### Explorando o material:
A: Transforme em lista o parágrafo do texto sobre psiquiatria que começa com "Primeiro porque ele é persistente", mantendo seus fatos principais.
B: Prolongue o texto sobre psiquiatria a partir da última frase apresentada.

### Texto selecionado:

Ossos do ofício. Quando se é psiquiatra as pessoas esperam que a gente tenha no bolso do colete um gabarito com as respostas para definir se um comportamento é normal ou não. Pode ser meio decepcionante, mas não temos.
“Normal” significa tantas coisas diferentes, desde numericamente comum até moralmente desejável, de esteticamente aprazível a socialmente aceito, que preferimos nos abster de diagnosticar algo como anormal. No máximo temos instrumentos para diferenciar o saudável do patológico. E olhe lá.
Quando se trata de autoridades, a coisa complica ainda mais. Recentemente estive num evento discutindo o papel dos psiquiatras em casos de dúvidas quanto à sanidade de políticos e vimos como o problema é intricado.
Primeiro porque ele é persistente: os relatos vão da licantropia (quadro em que o sujeito se acreditava transformado em lobo ou outras bestas feras) de Nabucodonosor da Babilônia, passam pela porfiria aguda intermitente (doença do metabolismo do sangue que pode levar a quadros de agitação) do Rei Jorge III na Inglaterra – cujo médico também tratou da rainha D. Maria I, conhecida como “a louca” – atravessa os tempos contemporâneos, na inevitável contestação da sanidade dos ditadores sanguinários, e ao que parece se dirige ao futuro – há um episódio de Star Trek no qual consideram a possibilidade de afastar o capitão da Enterprise (não lembro se o Kirk ou o Picard) por instabilidade mental. Ou seja, a questão sempre existiu e sempre existirá.

### Material de estudo:
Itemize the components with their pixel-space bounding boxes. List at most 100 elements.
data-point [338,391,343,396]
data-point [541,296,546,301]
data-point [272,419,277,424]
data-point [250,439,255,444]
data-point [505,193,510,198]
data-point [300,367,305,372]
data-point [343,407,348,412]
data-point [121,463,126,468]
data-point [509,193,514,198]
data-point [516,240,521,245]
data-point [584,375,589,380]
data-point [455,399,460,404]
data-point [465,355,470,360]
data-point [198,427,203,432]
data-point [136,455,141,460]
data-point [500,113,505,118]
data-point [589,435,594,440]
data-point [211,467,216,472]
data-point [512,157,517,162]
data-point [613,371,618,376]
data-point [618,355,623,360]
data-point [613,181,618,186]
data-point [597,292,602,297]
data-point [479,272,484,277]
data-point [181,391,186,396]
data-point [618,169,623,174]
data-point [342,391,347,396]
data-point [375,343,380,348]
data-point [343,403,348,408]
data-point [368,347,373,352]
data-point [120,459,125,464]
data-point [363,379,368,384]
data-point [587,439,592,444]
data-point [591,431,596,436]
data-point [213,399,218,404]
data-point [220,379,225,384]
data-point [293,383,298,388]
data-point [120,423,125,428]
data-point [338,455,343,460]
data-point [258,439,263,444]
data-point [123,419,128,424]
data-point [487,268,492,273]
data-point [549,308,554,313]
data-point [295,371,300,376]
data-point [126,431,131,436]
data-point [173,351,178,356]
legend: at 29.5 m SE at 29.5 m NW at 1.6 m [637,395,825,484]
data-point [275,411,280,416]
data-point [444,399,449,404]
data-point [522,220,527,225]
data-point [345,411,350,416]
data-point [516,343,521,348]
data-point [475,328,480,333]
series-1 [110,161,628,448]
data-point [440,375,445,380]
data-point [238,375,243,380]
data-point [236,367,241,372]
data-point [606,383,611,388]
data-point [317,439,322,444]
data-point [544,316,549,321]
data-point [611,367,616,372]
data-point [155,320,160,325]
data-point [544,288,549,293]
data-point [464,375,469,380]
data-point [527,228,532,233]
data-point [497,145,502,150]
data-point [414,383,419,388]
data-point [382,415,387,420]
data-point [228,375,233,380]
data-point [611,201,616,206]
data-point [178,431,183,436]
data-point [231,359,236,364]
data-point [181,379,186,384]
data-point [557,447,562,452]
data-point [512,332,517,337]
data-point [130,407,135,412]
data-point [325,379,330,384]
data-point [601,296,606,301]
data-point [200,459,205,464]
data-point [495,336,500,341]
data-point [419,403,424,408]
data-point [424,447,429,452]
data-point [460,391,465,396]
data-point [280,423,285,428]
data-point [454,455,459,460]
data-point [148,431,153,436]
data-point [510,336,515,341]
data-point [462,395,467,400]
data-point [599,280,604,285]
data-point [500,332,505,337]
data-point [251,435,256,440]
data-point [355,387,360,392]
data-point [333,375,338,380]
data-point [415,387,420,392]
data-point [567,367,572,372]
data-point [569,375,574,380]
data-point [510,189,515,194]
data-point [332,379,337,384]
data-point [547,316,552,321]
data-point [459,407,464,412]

### Respostas numeradas:
A:
- O problema da sanidade de autoridades é persistente.
- Nabucodonosor da Babilônia: há relatos de licantropia, quadro em que a pessoa se acreditava transformada em lobo ou outras feras.
- Rei Jorge III da Inglaterra: teve porfiria aguda intermitente, doença do metabolismo do sangue que pode levar a quadros de agitação. Seu médico também tratou da rainha D. Maria I, conhecida como "a louca".
- Tempos contemporâneos: a sanidade dos ditadores sanguinários é inevitavelmente contestada.
- Futuro: um episódio de Star Trek considera afastar o capitão da Enterprise (Kirk ou Picard) por instabilidade mental.
- Conclusão: a questão sempre existiu e sempre existirá.

B:
Em segundo lugar, o problema é complexo porque, a não ser em casos flagrantes de um rei andando de quatro e uivando pela floresta ou saindo sem roupa pela rua – casos em que o diagnóstico fica mais evidente, justificando a intervenção – estabelecer se determinados comportamentos são patológicos depende do impacto na vida da pessoa. Se o sujeito tem uma característica rara na população – digamos, uma inteligência extremamente elevada – ele não é normal no sentido estatístico. Mas não pode ser considerado doente – tal anormalidade é mais uma vantagem do que um sintoma. E mesmo se pensarmos num sintoma negativo, que supostamente seria desvantajoso para o paciente, ele eventualmente será usado a favor de um povo. Um presidente cronicamente ansioso poderia, por conta disso, tomar atitudes mais precavidas, expondo a população a menos riscos.
Por isso estou decretando moratória à avaliação de normalidade de possíveis candidatos a cargos eletivos. Não me perguntem mais se fulano é anormal. Perguntem se é competente. Mas não para os psiquiatras e sim para todo mundo.
Perguntem nas urnas.
Afinal, como diz Jerry Seinfeld numa piada que já citei antes, se fosse normal mesmo a pessoa nem cogitaria ser presidente para começo de conversa. Faz todo sentido. Para se lançar candidata a pessoa precisa logo de saída de uma autoconfiança acima da média. Tem de ser capaz de tolerar conversa fiada com uma paciência fora do comum. E ter uma lábia que também não é normal.
Pensando bem, eu quero mais candidatos anormais.
Um presidente normal seguiria a norma vigente do conformismo político, por exemplo, se envolvendo em acordos e negociatas que só alguém anormal teria a coragem de não fazer.
Um presidente normal estaria sujeito às mesmas reservas com relação à tecnologia e à ciência que vemos na população geral – precisaríamos de alguém com inteligência acima da média para aceitar inovações, compreender e tentar implementar avanços científicos na nação.
Um presidente normal seria seduzido por respostas fáceis e superficiais – poderia pensar, por exemplo, que armar a população é uma forma eficaz de diminuir a violência. Seria preciso um presidente fora do normal para ser capaz de se aprofundar no assunto e compreender que a realidade é mais complexa.
Solicito, então, aos candidatos de todos os tipos, seja a síndico ou a prefeito, a presidente do grêmio estudantil ou da República, que apresentem suas credenciais para comprovar que estão fora do normal.
Porque pelo visto políticos na média só produzem resultados medíocres.